• _Set problem_:
Exactly as written, retype the listing below, omitting the pictures.

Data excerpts
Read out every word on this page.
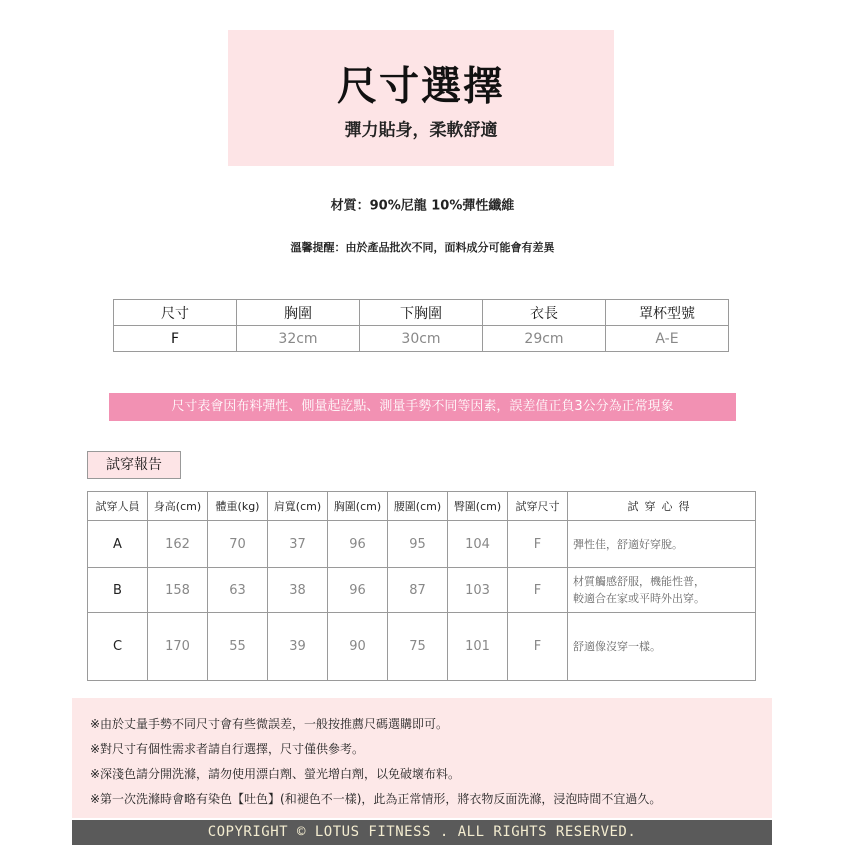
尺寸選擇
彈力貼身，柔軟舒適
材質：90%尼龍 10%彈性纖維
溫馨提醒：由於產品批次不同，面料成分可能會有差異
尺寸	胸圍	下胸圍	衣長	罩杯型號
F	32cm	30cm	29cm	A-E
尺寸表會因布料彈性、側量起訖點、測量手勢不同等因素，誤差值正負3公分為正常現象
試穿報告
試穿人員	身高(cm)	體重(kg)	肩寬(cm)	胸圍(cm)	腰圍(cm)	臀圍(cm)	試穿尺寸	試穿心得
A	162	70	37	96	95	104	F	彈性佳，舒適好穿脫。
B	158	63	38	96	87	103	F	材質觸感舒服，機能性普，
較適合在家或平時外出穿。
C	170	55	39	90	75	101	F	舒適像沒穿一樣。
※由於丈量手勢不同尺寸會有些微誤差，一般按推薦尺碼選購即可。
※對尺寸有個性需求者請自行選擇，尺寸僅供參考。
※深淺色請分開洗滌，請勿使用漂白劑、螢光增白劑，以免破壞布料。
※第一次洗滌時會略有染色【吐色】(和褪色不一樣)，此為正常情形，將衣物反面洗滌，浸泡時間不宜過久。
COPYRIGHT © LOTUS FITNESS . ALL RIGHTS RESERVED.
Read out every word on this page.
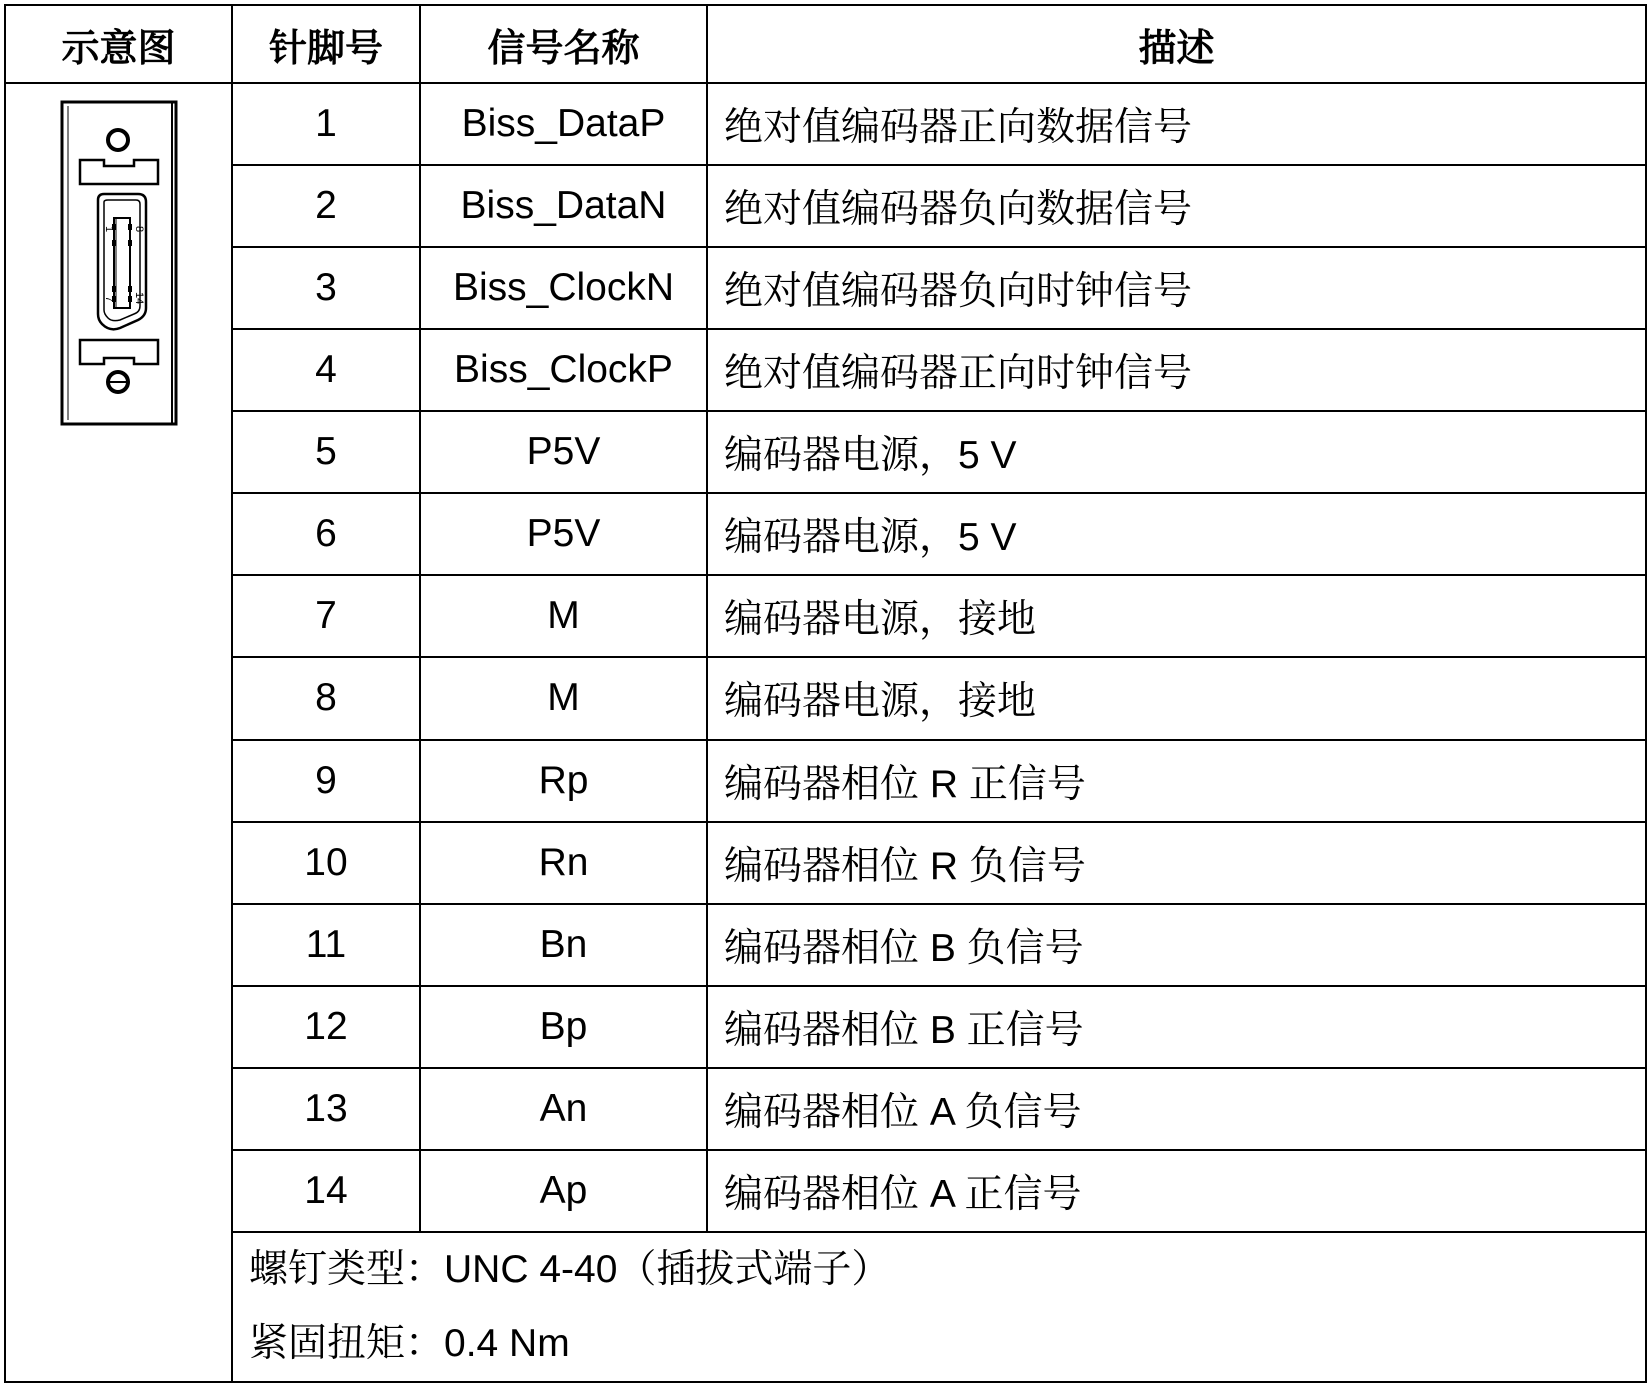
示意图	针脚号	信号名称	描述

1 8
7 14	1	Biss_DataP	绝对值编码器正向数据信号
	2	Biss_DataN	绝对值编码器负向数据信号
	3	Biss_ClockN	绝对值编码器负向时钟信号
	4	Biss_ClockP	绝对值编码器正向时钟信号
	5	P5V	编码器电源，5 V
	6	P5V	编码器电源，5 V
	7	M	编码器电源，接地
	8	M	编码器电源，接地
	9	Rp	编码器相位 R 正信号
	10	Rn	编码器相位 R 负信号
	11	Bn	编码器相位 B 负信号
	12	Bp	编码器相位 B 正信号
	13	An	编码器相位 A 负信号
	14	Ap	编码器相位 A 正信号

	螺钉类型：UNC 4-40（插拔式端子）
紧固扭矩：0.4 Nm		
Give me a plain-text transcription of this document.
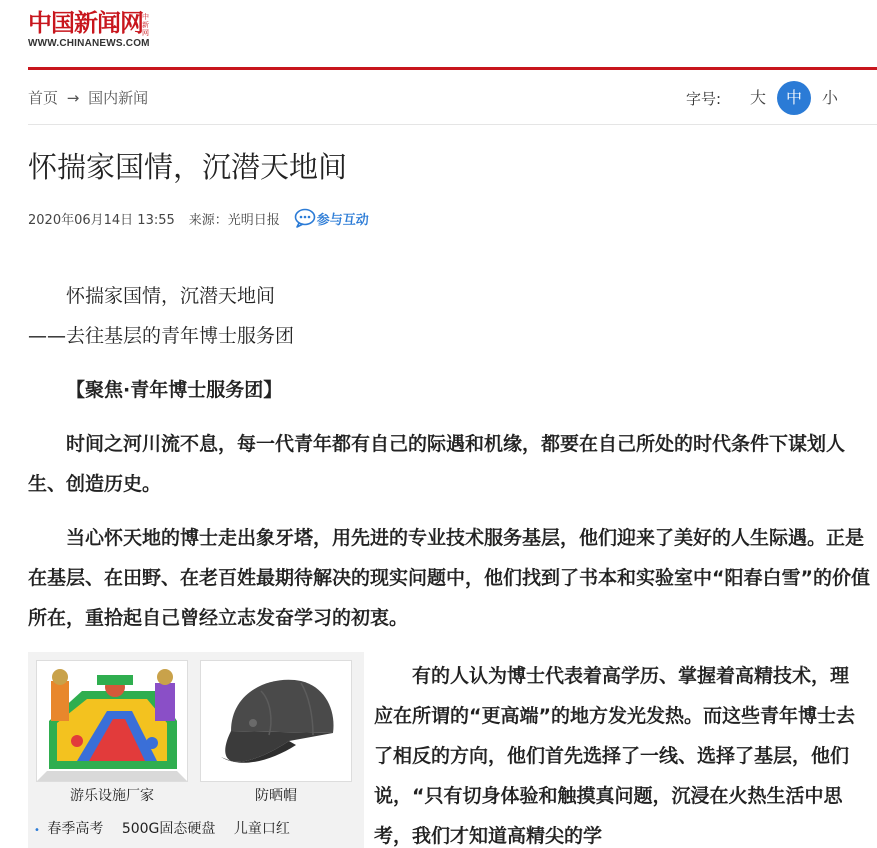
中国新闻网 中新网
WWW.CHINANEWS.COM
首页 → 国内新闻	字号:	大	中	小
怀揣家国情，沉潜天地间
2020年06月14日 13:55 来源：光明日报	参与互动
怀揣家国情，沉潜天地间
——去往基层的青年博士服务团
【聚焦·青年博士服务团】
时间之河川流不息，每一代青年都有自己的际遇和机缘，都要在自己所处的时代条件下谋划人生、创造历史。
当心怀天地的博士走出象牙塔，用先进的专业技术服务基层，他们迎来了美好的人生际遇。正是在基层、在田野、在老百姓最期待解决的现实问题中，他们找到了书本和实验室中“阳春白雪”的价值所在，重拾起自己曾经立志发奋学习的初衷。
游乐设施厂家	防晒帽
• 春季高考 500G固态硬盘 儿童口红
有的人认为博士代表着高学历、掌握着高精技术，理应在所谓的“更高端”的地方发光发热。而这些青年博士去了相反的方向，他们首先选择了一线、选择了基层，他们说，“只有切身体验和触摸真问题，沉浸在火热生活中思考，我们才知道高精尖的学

• _Solution for this problem_:
Read out every word on this page.
尺寸選擇
彈力貼身，柔軟舒適
材質：90%尼龍 10%彈性纖維
溫馨提醒：由於產品批次不同，面料成分可能會有差異
尺寸	胸圍	下胸圍	衣長	罩杯型號
F	32cm	30cm	29cm	A-E
尺寸表會因布料彈性、側量起訖點、測量手勢不同等因素，誤差值正負3公分為正常現象
試穿報告
試穿人員	身高(cm)	體重(kg)	肩寬(cm)	胸圍(cm)	腰圍(cm)	臀圍(cm)	試穿尺寸	試穿心得
A	162	70	37	96	95	104	F	彈性佳，舒適好穿脫。
B	158	63	38	96	87	103	F	材質觸感舒服，機能性普，
較適合在家或平時外出穿。
C	170	55	39	90	75	101	F	舒適像沒穿一樣。
※由於丈量手勢不同尺寸會有些微誤差，一般按推薦尺碼選購即可。
※對尺寸有個性需求者請自行選擇，尺寸僅供參考。
※深淺色請分開洗滌，請勿使用漂白劑、螢光增白劑，以免破壞布料。
※第一次洗滌時會略有染色【吐色】(和褪色不一樣)，此為正常情形，將衣物反面洗滌，浸泡時間不宜過久。
COPYRIGHT © LOTUS FITNESS . ALL RIGHTS RESERVED.
Read out every word on this page.
示意图	针脚号	信号名称	描述

1 8
7 14	1	Biss_DataP	绝对值编码器正向数据信号
	2	Biss_DataN	绝对值编码器负向数据信号
	3	Biss_ClockN	绝对值编码器负向时钟信号
	4	Biss_ClockP	绝对值编码器正向时钟信号
	5	P5V	编码器电源，5 V
	6	P5V	编码器电源，5 V
	7	M	编码器电源，接地
	8	M	编码器电源，接地
	9	Rp	编码器相位 R 正信号
	10	Rn	编码器相位 R 负信号
	11	Bn	编码器相位 B 负信号
	12	Bp	编码器相位 B 正信号
	13	An	编码器相位 A 负信号
	14	Ap	编码器相位 A 正信号

	螺钉类型：UNC 4-40（插拔式端子）
紧固扭矩：0.4 Nm		
Give me a plain-text transcription of this document.
中国新闻网 中新网
WWW.CHINANEWS.COM
首页 → 国内新闻	字号:	大	中	小
怀揣家国情，沉潜天地间
2020年06月14日 13:55 来源：光明日报	参与互动
怀揣家国情，沉潜天地间
——去往基层的青年博士服务团
【聚焦·青年博士服务团】
时间之河川流不息，每一代青年都有自己的际遇和机缘，都要在自己所处的时代条件下谋划人生、创造历史。
当心怀天地的博士走出象牙塔，用先进的专业技术服务基层，他们迎来了美好的人生际遇。正是在基层、在田野、在老百姓最期待解决的现实问题中，他们找到了书本和实验室中“阳春白雪”的价值所在，重拾起自己曾经立志发奋学习的初衷。
游乐设施厂家	防晒帽
• 春季高考 500G固态硬盘 儿童口红
有的人认为博士代表着高学历、掌握着高精技术，理应在所谓的“更高端”的地方发光发热。而这些青年博士去了相反的方向，他们首先选择了一线、选择了基层，他们说，“只有切身体验和触摸真问题，沉浸在火热生活中思考，我们才知道高精尖的学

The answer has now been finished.